■ Data in this exercise:
━━━━
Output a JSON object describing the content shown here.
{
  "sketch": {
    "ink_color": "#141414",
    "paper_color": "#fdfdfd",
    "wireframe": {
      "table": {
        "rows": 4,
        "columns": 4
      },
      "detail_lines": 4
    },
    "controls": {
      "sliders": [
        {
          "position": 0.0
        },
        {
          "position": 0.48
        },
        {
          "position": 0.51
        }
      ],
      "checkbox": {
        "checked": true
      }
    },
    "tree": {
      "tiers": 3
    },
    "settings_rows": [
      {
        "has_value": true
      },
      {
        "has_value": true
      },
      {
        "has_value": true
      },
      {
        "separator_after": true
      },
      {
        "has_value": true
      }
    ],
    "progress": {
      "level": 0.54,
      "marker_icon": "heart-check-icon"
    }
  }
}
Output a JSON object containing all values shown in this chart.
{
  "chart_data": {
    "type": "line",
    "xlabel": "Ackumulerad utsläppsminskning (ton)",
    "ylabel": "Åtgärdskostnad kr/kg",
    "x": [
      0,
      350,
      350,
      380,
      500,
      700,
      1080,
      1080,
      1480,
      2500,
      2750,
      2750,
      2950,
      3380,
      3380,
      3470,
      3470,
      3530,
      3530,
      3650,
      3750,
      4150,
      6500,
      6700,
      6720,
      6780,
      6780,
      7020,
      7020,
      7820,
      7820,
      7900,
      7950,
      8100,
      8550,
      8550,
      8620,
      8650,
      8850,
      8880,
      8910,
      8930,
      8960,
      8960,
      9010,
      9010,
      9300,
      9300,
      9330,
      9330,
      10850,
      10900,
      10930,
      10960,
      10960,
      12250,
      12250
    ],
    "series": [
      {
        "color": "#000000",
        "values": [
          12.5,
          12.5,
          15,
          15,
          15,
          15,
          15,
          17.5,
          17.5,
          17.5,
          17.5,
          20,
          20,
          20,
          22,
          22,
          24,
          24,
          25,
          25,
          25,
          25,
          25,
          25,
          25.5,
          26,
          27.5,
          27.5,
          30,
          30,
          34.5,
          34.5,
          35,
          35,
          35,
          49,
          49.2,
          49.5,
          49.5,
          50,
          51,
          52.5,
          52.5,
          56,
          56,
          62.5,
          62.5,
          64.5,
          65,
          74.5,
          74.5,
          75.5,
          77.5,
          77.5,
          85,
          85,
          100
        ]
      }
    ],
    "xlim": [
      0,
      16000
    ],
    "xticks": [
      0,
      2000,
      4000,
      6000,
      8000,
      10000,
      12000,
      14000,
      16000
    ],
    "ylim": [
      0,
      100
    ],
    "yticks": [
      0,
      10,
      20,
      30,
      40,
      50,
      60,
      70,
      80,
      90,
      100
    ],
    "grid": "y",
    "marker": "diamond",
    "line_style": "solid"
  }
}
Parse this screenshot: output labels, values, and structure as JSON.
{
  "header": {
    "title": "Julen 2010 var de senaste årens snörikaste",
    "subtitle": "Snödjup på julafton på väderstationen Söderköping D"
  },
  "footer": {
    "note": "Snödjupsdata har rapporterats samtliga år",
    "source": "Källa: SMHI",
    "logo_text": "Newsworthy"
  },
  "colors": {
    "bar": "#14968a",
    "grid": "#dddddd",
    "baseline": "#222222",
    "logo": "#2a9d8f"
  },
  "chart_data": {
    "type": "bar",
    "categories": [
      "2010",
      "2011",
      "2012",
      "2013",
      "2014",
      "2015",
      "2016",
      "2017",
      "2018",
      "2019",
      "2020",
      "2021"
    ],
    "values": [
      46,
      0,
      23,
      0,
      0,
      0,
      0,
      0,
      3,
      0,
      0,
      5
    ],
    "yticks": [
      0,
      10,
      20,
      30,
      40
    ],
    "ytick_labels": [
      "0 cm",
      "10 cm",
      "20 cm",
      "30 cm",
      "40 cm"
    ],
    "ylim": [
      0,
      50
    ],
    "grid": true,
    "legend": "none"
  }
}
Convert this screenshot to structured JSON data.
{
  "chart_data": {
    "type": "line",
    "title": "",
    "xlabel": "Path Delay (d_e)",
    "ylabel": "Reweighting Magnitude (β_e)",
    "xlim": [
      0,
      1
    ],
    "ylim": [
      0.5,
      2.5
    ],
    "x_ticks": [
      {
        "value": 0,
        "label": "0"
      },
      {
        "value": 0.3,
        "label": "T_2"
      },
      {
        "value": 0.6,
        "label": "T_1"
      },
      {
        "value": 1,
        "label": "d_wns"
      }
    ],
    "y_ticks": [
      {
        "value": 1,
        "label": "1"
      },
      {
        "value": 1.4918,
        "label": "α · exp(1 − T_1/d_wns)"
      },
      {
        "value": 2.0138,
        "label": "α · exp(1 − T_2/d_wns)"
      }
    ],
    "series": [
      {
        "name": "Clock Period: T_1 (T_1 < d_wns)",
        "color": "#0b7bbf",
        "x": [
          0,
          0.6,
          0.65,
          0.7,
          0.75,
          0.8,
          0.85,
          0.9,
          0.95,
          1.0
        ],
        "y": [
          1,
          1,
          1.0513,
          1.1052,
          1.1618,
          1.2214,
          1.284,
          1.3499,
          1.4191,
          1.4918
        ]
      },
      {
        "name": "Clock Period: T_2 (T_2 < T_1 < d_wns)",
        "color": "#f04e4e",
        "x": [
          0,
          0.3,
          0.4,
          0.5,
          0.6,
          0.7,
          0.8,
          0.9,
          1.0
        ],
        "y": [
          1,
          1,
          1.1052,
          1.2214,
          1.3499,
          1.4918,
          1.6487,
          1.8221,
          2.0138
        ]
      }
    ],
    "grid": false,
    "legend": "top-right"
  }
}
━━━━
■ Short exercise: In the records above, locate each line with the word "JSON". Copy all such lines.

■ Reply to the task:
Output a JSON object describing the content shown here.
Output a JSON object containing all values shown in this chart.
Parse this screenshot: output labels, values, and structure as JSON.
Convert this screenshot to structured JSON data.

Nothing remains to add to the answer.